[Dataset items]
------------------------------------------------------------

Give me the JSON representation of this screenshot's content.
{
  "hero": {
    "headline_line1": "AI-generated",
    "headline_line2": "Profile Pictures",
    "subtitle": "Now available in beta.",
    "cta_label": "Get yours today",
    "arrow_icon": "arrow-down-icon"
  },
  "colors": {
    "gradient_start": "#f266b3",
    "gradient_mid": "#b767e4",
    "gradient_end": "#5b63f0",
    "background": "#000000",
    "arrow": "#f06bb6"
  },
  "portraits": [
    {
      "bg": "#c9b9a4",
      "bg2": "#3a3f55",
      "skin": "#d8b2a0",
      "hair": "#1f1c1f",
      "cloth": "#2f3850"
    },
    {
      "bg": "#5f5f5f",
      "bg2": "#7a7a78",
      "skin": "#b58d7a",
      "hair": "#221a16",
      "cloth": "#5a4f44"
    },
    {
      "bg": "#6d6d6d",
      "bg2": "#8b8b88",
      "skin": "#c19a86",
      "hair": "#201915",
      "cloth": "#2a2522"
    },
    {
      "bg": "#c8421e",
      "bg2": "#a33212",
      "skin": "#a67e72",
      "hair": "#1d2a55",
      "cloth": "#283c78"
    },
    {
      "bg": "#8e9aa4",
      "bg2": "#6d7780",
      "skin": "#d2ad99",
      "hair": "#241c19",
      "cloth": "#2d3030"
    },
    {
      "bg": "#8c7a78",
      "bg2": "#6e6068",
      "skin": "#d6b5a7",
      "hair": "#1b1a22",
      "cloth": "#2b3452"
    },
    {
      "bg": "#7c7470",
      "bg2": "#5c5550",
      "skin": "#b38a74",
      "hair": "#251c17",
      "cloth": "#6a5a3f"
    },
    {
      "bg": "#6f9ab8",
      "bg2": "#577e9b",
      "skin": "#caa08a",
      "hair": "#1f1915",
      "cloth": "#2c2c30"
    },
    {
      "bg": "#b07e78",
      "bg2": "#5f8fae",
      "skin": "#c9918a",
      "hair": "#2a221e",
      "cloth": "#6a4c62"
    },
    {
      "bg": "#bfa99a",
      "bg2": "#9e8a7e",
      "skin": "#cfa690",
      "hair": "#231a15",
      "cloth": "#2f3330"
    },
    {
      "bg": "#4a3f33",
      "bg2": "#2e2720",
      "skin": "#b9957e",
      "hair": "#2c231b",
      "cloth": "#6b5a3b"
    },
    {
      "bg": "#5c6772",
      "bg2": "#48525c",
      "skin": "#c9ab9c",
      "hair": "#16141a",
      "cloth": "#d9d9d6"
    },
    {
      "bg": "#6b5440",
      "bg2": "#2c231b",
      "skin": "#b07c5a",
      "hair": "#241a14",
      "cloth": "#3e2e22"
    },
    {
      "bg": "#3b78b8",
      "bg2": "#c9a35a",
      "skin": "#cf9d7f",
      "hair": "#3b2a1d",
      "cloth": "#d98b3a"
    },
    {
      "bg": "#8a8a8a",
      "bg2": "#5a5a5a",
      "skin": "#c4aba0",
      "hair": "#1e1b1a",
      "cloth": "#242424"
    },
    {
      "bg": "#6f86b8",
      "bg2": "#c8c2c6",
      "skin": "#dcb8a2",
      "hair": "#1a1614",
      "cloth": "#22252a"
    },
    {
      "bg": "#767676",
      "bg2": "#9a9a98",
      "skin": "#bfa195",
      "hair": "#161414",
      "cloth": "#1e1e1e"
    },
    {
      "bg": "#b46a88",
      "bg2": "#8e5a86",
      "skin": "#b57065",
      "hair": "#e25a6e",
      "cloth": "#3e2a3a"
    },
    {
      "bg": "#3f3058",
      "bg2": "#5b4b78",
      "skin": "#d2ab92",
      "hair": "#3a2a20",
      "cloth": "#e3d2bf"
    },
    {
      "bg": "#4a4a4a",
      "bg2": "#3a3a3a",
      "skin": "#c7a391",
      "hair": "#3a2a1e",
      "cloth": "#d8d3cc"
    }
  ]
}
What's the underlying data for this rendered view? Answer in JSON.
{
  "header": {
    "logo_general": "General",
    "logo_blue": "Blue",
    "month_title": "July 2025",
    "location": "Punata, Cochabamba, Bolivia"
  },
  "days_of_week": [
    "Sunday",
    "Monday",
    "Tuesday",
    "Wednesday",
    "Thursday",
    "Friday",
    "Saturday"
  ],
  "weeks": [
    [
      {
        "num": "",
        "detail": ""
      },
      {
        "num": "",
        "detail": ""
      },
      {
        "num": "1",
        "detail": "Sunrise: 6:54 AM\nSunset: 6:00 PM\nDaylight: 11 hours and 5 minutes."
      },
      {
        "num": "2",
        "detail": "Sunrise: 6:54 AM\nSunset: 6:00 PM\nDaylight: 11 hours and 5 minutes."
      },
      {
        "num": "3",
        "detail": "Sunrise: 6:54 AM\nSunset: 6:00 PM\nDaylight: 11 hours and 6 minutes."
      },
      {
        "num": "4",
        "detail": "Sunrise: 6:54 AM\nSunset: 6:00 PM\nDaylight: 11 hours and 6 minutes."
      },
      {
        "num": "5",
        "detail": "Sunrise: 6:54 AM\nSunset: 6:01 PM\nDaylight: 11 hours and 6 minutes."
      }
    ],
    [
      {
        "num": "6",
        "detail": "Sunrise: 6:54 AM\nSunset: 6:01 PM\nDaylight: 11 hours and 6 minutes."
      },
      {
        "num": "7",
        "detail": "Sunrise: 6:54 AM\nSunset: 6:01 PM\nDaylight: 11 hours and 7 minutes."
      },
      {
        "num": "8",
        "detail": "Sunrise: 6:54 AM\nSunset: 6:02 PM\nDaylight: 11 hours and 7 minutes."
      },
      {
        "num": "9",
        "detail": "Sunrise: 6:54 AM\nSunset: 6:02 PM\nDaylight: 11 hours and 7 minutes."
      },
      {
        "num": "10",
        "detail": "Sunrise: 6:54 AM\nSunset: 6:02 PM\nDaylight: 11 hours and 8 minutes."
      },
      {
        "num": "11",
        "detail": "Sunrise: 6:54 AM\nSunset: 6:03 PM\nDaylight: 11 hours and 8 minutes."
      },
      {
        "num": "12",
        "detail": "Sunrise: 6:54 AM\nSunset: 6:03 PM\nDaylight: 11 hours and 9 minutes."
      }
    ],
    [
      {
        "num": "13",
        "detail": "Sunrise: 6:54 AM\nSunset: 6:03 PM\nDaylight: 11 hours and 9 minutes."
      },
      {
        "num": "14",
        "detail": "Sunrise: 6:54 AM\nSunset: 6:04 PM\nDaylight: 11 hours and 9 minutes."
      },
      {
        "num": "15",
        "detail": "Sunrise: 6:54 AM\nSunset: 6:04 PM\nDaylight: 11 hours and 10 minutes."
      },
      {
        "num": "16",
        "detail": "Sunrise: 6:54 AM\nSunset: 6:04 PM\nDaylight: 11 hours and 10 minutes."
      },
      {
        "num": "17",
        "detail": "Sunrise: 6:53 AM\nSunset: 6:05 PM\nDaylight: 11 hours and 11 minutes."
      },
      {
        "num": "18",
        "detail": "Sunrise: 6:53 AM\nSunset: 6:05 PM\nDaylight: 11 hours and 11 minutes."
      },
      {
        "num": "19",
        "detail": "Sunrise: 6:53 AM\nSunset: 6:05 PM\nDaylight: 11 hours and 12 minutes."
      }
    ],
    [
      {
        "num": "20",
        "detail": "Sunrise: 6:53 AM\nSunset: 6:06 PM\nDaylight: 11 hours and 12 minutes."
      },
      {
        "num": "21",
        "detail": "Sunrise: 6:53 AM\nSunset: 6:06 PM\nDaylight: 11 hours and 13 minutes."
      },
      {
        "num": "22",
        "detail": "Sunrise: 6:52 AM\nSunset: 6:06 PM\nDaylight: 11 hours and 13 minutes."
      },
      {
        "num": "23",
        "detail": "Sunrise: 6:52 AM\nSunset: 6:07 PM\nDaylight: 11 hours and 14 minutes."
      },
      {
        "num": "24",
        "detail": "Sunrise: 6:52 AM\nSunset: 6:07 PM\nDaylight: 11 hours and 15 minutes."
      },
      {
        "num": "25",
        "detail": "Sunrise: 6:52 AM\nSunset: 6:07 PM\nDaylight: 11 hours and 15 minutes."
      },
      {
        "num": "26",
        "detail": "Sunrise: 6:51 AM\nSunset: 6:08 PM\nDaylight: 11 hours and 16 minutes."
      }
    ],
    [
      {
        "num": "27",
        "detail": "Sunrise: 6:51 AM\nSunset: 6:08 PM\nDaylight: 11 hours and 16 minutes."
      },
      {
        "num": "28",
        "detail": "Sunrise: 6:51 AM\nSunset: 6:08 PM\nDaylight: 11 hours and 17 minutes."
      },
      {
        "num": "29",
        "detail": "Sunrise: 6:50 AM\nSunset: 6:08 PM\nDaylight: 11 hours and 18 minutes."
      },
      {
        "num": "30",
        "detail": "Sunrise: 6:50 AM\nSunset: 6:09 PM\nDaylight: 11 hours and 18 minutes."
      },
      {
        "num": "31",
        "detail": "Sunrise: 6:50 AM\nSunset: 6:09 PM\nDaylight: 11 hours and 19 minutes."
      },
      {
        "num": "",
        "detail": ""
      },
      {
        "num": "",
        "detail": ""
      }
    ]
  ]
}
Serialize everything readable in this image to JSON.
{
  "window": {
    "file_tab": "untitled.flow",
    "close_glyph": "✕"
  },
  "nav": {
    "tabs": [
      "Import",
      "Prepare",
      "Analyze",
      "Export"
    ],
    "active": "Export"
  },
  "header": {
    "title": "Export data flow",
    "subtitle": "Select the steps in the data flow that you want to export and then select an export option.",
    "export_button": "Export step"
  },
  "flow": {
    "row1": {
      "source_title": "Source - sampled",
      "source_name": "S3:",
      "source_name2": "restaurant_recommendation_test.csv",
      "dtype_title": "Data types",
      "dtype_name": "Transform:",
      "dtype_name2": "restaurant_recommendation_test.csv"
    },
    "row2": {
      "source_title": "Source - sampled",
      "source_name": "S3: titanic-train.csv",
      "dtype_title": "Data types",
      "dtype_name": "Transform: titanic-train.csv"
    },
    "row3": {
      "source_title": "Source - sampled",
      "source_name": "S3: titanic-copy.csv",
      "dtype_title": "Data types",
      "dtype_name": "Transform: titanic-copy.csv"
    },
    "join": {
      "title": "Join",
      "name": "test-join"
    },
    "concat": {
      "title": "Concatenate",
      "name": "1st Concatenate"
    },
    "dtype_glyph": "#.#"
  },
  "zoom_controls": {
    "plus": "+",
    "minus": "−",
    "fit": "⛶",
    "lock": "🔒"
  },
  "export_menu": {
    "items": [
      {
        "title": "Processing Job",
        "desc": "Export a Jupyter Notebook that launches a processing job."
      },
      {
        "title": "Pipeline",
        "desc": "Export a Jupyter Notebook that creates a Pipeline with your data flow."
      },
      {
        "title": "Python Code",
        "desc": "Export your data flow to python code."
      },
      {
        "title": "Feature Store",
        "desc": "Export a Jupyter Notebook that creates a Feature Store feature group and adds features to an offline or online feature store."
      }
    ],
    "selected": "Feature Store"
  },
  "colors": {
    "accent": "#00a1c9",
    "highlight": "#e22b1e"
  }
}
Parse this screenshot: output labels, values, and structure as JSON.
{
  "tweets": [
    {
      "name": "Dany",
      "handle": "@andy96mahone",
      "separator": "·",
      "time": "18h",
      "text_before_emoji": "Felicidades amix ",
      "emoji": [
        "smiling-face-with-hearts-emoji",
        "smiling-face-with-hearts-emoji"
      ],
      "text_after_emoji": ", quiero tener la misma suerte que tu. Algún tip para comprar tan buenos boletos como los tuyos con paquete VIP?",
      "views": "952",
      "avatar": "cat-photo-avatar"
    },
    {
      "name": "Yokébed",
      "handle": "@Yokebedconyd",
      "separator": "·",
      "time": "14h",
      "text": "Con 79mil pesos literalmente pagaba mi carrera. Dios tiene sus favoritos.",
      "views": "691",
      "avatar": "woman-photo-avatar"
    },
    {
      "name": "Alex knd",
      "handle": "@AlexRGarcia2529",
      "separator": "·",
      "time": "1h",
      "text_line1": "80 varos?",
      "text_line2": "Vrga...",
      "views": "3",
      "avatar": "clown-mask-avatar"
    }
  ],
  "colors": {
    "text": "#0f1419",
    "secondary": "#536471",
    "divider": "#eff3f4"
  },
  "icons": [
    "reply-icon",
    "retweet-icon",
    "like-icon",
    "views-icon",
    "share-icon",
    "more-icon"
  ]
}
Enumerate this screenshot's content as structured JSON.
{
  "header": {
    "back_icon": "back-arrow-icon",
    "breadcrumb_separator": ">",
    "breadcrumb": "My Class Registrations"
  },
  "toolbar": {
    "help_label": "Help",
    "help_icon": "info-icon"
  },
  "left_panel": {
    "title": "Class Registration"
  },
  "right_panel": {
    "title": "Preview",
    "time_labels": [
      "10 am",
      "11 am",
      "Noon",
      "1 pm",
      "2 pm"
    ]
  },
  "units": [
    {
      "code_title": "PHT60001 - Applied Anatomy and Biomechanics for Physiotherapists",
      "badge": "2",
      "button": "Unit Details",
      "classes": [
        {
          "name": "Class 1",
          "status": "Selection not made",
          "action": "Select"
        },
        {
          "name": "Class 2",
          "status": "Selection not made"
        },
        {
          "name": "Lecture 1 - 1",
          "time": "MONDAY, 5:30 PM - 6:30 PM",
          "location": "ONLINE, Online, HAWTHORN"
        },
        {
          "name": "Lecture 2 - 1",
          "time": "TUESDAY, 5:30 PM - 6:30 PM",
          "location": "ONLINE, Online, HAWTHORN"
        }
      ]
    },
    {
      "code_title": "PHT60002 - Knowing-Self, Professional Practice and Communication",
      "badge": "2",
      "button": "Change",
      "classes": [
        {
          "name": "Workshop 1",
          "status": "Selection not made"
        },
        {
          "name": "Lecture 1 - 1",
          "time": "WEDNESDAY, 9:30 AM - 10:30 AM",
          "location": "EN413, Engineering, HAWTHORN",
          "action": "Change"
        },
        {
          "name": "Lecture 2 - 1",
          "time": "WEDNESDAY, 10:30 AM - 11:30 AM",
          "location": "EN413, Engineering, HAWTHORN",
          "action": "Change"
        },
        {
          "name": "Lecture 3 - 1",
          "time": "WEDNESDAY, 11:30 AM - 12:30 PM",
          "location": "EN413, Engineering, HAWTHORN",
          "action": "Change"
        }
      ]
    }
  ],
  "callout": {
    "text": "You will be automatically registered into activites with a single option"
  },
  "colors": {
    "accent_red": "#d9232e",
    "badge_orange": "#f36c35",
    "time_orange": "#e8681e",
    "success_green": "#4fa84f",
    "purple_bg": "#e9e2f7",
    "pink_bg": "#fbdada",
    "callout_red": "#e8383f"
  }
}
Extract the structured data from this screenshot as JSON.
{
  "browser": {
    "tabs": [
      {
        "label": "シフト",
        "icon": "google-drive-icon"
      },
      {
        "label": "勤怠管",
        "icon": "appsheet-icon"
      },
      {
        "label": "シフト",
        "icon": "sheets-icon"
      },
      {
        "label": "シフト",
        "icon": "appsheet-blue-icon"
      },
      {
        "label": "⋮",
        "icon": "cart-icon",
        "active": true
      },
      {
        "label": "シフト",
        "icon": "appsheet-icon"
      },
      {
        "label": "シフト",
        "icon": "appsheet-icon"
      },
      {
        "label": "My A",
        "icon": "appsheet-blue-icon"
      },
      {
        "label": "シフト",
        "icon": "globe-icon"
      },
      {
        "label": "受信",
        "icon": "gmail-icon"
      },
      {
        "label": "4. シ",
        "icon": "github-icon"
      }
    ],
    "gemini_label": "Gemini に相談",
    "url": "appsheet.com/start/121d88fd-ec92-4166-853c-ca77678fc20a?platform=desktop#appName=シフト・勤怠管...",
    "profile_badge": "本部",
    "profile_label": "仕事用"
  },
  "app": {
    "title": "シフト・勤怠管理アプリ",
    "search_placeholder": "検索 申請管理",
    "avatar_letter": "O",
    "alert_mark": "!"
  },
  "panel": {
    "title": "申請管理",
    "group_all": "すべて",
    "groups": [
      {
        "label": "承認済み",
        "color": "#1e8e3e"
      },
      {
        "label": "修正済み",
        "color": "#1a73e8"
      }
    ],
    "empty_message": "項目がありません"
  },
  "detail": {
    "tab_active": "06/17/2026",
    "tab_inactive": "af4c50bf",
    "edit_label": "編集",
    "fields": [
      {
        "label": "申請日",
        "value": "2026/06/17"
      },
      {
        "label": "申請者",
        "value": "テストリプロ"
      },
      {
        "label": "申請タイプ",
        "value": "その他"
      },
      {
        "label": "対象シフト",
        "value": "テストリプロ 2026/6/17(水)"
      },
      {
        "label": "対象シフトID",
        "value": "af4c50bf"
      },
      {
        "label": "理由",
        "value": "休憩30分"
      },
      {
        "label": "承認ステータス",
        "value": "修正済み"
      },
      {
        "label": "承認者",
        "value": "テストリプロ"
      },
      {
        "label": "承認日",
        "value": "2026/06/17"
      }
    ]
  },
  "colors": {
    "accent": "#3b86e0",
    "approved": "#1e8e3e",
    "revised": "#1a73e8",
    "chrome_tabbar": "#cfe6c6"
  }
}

------------------------------------------------------------

→ SET PROBLEM
Read the entries above, then pull out the lines that include "views".

→ SOLVED EXERCISE
      "views": "952",
      "views": "691",
      "views": "3",
    "views-icon",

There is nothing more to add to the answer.